↓

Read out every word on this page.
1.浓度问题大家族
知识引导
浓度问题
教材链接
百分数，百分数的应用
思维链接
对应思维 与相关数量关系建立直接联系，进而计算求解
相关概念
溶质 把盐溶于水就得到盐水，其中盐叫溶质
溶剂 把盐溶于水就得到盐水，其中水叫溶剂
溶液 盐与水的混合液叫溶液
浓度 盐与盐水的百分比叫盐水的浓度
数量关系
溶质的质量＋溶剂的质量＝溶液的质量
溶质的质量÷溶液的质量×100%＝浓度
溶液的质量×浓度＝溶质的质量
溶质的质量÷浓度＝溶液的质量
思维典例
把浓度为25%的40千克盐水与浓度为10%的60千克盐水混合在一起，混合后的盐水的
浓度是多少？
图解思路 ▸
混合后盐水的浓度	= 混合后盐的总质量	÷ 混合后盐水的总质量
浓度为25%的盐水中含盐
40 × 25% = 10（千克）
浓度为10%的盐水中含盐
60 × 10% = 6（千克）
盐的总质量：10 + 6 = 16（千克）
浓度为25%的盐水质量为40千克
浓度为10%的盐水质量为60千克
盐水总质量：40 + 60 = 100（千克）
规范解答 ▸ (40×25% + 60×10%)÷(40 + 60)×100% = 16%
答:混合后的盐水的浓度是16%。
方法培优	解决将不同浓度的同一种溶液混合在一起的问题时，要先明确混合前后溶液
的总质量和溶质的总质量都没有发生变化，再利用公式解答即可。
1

↑

Description of the task:
Restate every line of the data word for word.

The reply:
Read out every word on this page.
1.浓度问题大家族
知识引导
浓度问题
教材链接
百分数，百分数的应用
思维链接
对应思维 与相关数量关系建立直接联系，进而计算求解
相关概念
溶质 把盐溶于水就得到盐水，其中盐叫溶质
溶剂 把盐溶于水就得到盐水，其中水叫溶剂
溶液 盐与水的混合液叫溶液
浓度 盐与盐水的百分比叫盐水的浓度
数量关系
溶质的质量＋溶剂的质量＝溶液的质量
溶质的质量÷溶液的质量×100%＝浓度
溶液的质量×浓度＝溶质的质量
溶质的质量÷浓度＝溶液的质量
思维典例
把浓度为25%的40千克盐水与浓度为10%的60千克盐水混合在一起，混合后的盐水的
浓度是多少？
图解思路 ▸
混合后盐水的浓度	= 混合后盐的总质量	÷ 混合后盐水的总质量
浓度为25%的盐水中含盐
40 × 25% = 10（千克）
浓度为10%的盐水中含盐
60 × 10% = 6（千克）
盐的总质量：10 + 6 = 16（千克）
浓度为25%的盐水质量为40千克
浓度为10%的盐水质量为60千克
盐水总质量：40 + 60 = 100（千克）
规范解答 ▸ (40×25% + 60×10%)÷(40 + 60)×100% = 16%
答:混合后的盐水的浓度是16%。
方法培优	解决将不同浓度的同一种溶液混合在一起的问题时，要先明确混合前后溶液
的总质量和溶质的总质量都没有发生变化，再利用公式解答即可。
1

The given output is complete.